• [WHAT THE TASK ASKS] Copy the material below word for word, line by line, leaving out the pictures.

• [RECORDS FOR PROCESSING]
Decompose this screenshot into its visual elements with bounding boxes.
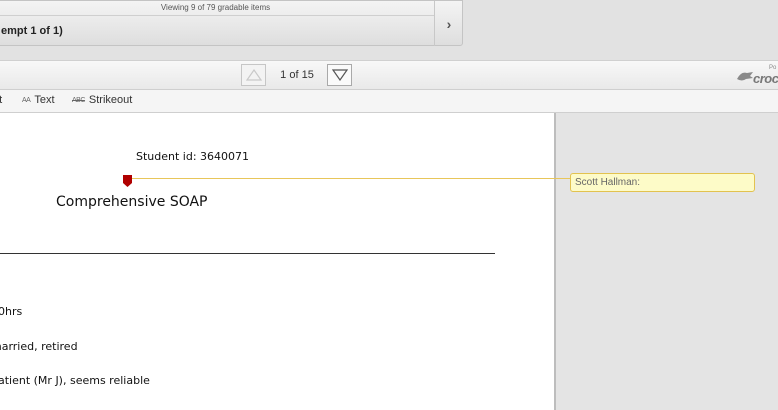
viewing-count-text: Viewing 9 of 79 gradable items (0, 2, 434, 16)
text-tool-icon: AA (22, 96, 31, 104)
highlight-tool[interactable]: ht (0, 94, 2, 106)
next-page-button[interactable] (327, 64, 352, 86)
attempt-title: empt 1 of 1) (1, 25, 63, 37)
strikeout-tool-label: Strikeout (88, 94, 133, 106)
comment-author: Scott Hallman: (575, 177, 641, 188)
chevron-right-icon: › (446, 15, 452, 32)
student-id-text: Student id: 3640071 (136, 150, 250, 163)
document-line: patient (Mr J), seems reliable (0, 374, 150, 387)
comment-marker-icon[interactable] (123, 175, 132, 187)
highlight-tool-label: ht (0, 94, 3, 106)
next-item-button[interactable]: › (434, 1, 463, 46)
strikeout-tool[interactable]: ABC Strikeout (72, 94, 132, 106)
document-line: 30hrs (0, 305, 23, 318)
previous-page-button[interactable] (241, 64, 266, 86)
document-page[interactable]: Student id: 3640071 Comprehensive SOAP 3… (0, 113, 556, 410)
comment-connector-line (132, 178, 570, 179)
text-tool-label: Text (34, 94, 55, 106)
horizontal-rule (0, 253, 495, 254)
text-tool[interactable]: AA Text (22, 94, 55, 106)
brand-name: croc (753, 71, 778, 86)
page-navigation-bar: 1 of 15 Po croc (0, 60, 778, 90)
document-title: Comprehensive SOAP (56, 194, 208, 210)
annotation-toolbar: ht AA Text ABC Strikeout (0, 90, 778, 113)
triangle-down-icon (331, 69, 348, 81)
document-line: married, retired (0, 340, 78, 353)
page-count: 1 of 15 (280, 69, 314, 81)
crocodile-icon (737, 72, 753, 81)
grading-header: Viewing 9 of 79 gradable items empt 1 of… (0, 0, 778, 60)
comment-box[interactable]: Scott Hallman: (570, 173, 755, 192)
triangle-up-icon (245, 69, 262, 81)
attempt-card: Viewing 9 of 79 gradable items empt 1 of… (0, 0, 463, 46)
crocodoc-logo: Po croc (736, 63, 778, 87)
strikeout-tool-icon: ABC (72, 96, 85, 104)
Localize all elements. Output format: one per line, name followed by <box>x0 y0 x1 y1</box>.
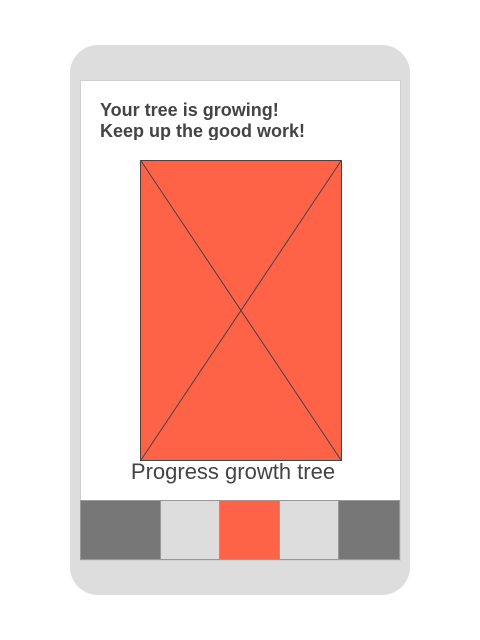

• [RESULT]
Decompose this screenshot into its visual elements with bounding boxes.
viewing-count-text: Viewing 9 of 79 gradable items (0, 2, 434, 16)
text-tool-icon: AA (22, 96, 31, 104)
highlight-tool[interactable]: ht (0, 94, 2, 106)
next-page-button[interactable] (327, 64, 352, 86)
attempt-title: empt 1 of 1) (1, 25, 63, 37)
strikeout-tool-label: Strikeout (88, 94, 133, 106)
comment-author: Scott Hallman: (575, 177, 641, 188)
chevron-right-icon: › (446, 15, 452, 32)
student-id-text: Student id: 3640071 (136, 150, 250, 163)
document-line: patient (Mr J), seems reliable (0, 374, 150, 387)
comment-marker-icon[interactable] (123, 175, 132, 187)
highlight-tool-label: ht (0, 94, 3, 106)
next-item-button[interactable]: › (434, 1, 463, 46)
strikeout-tool[interactable]: ABC Strikeout (72, 94, 132, 106)
document-line: 30hrs (0, 305, 23, 318)
previous-page-button[interactable] (241, 64, 266, 86)
document-page[interactable]: Student id: 3640071 Comprehensive SOAP 3… (0, 113, 556, 410)
comment-connector-line (132, 178, 570, 179)
text-tool-label: Text (34, 94, 55, 106)
horizontal-rule (0, 253, 495, 254)
text-tool[interactable]: AA Text (22, 94, 55, 106)
brand-name: croc (753, 71, 778, 86)
page-navigation-bar: 1 of 15 Po croc (0, 60, 778, 90)
document-title: Comprehensive SOAP (56, 194, 208, 210)
annotation-toolbar: ht AA Text ABC Strikeout (0, 90, 778, 113)
triangle-down-icon (331, 69, 348, 81)
document-line: married, retired (0, 340, 78, 353)
page-count: 1 of 15 (280, 69, 314, 81)
crocodile-icon (737, 72, 753, 81)
grading-header: Viewing 9 of 79 gradable items empt 1 of… (0, 0, 778, 60)
comment-box[interactable]: Scott Hallman: (570, 173, 755, 192)
triangle-up-icon (245, 69, 262, 81)
attempt-card: Viewing 9 of 79 gradable items empt 1 of… (0, 0, 463, 46)
crocodoc-logo: Po croc (736, 63, 778, 87)
strikeout-tool-icon: ABC (72, 96, 85, 104)
Localize all elements. Output format: one per line, name followed by <box>x0 y0 x1 y1</box>.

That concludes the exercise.